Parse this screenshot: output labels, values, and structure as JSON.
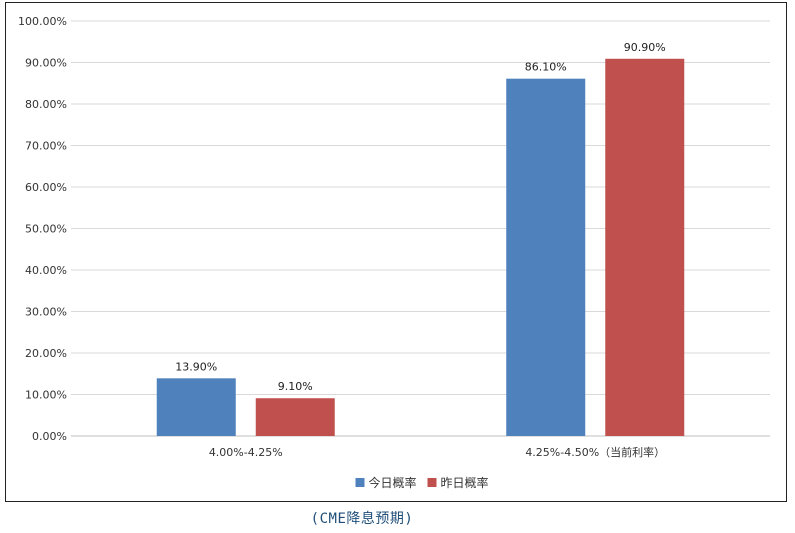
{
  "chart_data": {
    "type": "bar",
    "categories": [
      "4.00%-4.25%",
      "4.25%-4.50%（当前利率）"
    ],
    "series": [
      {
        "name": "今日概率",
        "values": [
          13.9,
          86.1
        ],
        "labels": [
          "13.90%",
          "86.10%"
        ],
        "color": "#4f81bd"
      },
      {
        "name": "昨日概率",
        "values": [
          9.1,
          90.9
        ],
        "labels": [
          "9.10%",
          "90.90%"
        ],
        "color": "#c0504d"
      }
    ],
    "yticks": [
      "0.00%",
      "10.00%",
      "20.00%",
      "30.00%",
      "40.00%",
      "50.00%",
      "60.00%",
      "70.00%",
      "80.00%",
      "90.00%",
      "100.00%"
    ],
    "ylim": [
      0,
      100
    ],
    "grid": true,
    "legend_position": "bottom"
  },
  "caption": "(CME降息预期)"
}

++++++++

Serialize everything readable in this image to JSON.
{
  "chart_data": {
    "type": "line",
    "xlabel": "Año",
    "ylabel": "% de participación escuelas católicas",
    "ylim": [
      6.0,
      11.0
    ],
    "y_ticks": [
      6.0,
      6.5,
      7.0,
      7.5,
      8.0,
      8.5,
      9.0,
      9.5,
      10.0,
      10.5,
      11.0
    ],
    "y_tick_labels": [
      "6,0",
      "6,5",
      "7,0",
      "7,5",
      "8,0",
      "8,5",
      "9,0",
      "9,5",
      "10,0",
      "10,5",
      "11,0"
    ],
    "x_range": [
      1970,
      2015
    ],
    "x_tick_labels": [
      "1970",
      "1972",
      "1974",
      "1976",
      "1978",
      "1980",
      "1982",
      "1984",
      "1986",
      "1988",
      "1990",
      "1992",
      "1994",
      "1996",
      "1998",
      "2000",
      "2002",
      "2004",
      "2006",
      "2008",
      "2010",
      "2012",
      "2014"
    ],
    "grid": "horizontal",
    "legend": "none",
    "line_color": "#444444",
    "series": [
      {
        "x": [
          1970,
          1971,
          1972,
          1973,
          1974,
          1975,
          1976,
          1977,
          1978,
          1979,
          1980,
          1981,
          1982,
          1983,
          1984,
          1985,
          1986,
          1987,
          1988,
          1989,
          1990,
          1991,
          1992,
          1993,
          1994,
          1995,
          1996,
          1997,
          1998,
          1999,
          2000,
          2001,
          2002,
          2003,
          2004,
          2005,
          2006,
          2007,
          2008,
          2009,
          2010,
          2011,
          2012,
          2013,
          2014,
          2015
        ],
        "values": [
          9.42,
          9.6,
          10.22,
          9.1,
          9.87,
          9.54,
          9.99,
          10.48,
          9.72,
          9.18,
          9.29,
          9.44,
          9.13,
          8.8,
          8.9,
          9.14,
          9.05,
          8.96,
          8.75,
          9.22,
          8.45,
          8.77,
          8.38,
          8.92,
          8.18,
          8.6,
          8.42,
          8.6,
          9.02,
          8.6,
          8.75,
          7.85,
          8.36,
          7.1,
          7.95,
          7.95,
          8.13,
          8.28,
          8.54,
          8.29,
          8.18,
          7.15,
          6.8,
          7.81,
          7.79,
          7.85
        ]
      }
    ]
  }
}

++++++++

**TASK INSTRUCTIONS**
Write out each line of the data that holds the string "this".

**THE REPLY**
Parse this screenshot: output labels, values, and structure as JSON.
Serialize everything readable in this image to JSON.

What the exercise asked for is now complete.